## Exercise aim
Every line below that holds the string "источники" should be copied out.
※
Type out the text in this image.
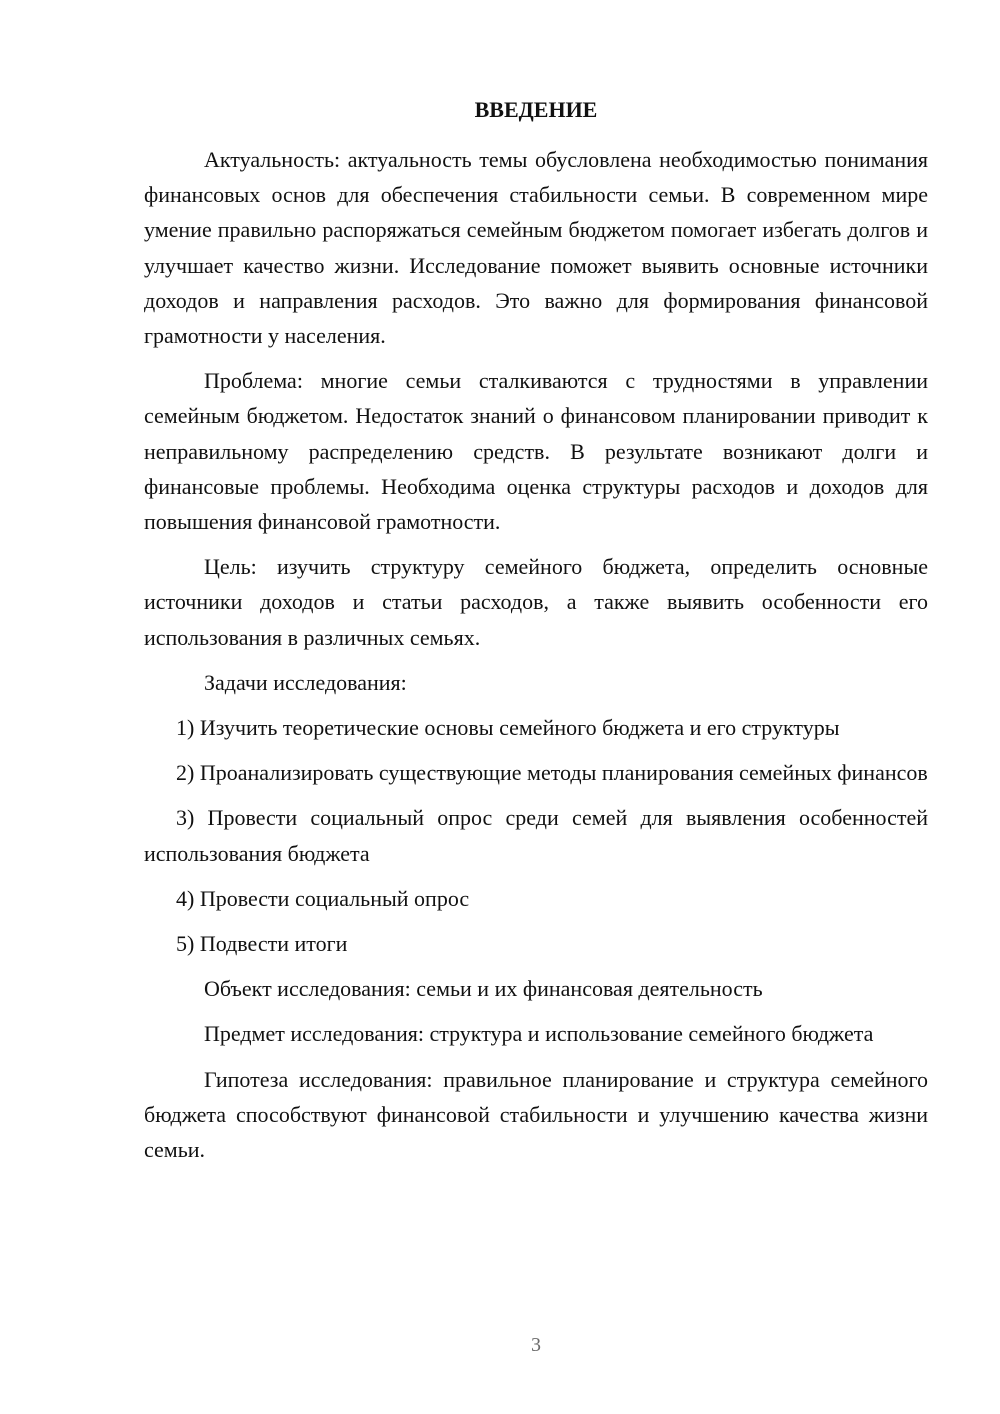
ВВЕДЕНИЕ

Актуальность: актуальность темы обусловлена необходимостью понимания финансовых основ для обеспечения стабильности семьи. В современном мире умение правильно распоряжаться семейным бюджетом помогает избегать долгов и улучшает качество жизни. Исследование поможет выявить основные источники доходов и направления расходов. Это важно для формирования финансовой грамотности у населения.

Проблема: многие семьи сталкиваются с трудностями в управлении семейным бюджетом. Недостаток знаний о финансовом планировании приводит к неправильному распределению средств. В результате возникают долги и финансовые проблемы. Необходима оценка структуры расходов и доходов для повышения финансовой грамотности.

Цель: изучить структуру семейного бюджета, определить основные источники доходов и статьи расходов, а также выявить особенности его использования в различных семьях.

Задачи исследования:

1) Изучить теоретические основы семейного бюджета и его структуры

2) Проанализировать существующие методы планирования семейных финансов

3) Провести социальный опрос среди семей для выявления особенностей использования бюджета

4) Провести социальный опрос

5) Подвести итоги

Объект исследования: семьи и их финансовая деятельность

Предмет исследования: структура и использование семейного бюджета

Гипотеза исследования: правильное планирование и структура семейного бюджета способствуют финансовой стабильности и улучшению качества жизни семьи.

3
※
## Output
Актуальность: актуальность темы обусловлена необходимостью понимания финансовых основ для обеспечения стабильности семьи. В современном мире умение правильно распоряжаться семейным бюджетом помогает избегать долгов и улучшает качество жизни. Исследование поможет выявить основные источники доходов и направления расходов. Это важно для формирования финансовой грамотности у населения.
Цель: изучить структуру семейного бюджета, определить основные источники доходов и статьи расходов, а также выявить особенности его использования в различных семьях.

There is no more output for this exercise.